Exercise instructions: Collect all lines containing the word "ダイアン" from the data.

§

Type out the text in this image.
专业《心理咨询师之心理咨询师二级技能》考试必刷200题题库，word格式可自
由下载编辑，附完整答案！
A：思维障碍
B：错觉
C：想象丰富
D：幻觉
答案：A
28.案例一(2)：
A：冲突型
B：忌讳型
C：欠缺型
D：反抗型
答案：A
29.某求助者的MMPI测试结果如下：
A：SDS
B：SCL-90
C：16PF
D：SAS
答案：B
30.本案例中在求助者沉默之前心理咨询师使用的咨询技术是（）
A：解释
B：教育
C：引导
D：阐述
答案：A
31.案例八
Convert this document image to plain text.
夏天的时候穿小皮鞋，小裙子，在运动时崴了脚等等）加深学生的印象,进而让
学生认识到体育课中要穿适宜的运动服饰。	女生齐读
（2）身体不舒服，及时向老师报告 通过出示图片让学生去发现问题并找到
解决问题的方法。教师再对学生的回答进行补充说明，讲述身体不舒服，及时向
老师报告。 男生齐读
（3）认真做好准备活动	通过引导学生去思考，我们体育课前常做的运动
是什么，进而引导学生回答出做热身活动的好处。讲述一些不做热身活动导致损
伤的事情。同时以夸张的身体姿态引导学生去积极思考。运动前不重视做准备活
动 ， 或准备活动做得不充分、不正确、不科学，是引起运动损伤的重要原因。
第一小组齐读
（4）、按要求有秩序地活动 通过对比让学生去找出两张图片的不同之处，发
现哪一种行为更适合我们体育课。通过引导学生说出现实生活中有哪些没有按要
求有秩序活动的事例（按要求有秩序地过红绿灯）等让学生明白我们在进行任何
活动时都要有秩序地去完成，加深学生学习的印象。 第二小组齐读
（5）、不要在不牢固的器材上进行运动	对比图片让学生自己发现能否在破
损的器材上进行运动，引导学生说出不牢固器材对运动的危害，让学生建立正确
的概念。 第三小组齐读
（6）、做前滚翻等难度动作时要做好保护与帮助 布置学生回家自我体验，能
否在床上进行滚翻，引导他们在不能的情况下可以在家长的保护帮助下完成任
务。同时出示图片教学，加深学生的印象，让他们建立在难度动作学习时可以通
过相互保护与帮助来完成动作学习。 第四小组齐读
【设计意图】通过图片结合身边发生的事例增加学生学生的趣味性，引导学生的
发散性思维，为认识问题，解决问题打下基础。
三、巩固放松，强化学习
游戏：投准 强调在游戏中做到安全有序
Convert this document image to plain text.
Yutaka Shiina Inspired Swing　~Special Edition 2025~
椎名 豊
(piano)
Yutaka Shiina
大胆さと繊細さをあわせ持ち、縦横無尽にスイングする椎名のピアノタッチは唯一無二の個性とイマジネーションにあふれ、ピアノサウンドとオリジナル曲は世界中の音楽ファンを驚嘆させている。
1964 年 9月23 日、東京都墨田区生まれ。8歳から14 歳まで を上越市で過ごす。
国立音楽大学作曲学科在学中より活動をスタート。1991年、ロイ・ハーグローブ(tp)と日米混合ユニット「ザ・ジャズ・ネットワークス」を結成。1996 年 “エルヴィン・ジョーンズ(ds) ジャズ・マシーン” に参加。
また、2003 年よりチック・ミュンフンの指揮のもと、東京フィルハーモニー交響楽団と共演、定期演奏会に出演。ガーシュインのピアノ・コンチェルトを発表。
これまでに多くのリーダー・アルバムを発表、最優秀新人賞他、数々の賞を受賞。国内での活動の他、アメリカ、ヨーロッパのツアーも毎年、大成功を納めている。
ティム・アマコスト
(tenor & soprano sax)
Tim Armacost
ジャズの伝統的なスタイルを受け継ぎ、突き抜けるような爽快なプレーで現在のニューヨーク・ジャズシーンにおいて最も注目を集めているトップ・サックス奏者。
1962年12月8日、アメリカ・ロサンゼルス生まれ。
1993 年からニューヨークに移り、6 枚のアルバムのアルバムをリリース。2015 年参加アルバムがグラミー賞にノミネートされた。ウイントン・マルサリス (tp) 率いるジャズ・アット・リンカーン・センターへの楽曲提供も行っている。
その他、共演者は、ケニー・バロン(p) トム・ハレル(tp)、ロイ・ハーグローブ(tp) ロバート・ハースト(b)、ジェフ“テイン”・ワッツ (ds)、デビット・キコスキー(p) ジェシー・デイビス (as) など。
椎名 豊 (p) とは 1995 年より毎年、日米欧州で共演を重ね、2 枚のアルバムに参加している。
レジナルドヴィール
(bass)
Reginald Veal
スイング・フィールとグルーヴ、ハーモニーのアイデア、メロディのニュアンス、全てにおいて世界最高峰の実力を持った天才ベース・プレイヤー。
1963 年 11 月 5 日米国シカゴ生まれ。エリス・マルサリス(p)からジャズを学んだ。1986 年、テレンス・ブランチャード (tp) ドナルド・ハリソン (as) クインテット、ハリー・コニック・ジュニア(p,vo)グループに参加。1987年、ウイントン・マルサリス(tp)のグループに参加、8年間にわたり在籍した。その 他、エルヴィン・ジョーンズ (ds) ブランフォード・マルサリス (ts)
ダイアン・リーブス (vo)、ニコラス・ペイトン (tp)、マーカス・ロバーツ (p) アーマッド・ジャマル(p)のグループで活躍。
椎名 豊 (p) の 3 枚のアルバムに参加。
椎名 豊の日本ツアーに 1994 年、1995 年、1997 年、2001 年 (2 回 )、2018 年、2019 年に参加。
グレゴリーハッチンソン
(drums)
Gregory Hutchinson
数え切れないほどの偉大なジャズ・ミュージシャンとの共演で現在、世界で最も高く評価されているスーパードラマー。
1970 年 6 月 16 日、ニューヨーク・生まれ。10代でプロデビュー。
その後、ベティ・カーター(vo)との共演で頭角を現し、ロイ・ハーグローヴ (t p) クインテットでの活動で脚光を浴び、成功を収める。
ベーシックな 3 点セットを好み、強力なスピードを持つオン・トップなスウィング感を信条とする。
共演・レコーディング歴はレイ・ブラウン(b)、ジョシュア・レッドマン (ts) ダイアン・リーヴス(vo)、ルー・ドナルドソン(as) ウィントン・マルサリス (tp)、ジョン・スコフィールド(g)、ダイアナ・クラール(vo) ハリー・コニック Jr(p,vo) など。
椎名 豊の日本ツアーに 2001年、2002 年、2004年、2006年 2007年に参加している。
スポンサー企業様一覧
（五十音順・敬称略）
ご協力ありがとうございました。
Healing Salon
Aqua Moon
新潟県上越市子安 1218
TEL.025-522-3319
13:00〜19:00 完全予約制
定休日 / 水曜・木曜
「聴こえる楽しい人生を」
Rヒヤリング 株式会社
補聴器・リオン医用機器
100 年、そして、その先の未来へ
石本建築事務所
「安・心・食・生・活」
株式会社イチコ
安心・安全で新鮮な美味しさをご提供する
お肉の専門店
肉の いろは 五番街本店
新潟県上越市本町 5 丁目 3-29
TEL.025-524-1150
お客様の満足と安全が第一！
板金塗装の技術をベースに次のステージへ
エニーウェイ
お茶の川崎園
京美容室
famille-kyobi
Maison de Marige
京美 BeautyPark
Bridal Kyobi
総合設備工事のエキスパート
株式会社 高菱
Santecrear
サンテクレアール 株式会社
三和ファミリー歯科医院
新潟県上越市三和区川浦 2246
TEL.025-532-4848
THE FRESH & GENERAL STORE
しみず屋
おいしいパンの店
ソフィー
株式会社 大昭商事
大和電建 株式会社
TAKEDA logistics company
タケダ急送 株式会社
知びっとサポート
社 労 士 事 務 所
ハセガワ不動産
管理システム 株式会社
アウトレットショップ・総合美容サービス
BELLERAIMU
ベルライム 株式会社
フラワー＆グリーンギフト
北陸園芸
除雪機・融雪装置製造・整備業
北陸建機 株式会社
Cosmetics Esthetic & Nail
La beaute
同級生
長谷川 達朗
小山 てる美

§

Task solution:
ダイアン・リーブス (vo)、ニコラス・ペイトン (tp)、マーカス・ロバーツ (p) アーマッド・ジャマル(p)のグループで活躍。
共演・レコーディング歴はレイ・ブラウン(b)、ジョシュア・レッドマン (ts) ダイアン・リーヴス(vo)、ルー・ドナルドソン(as) ウィントン・マルサリス (tp)、ジョン・スコフィールド(g)、ダイアナ・クラール(vo) ハリー・コニック Jr(p,vo) など。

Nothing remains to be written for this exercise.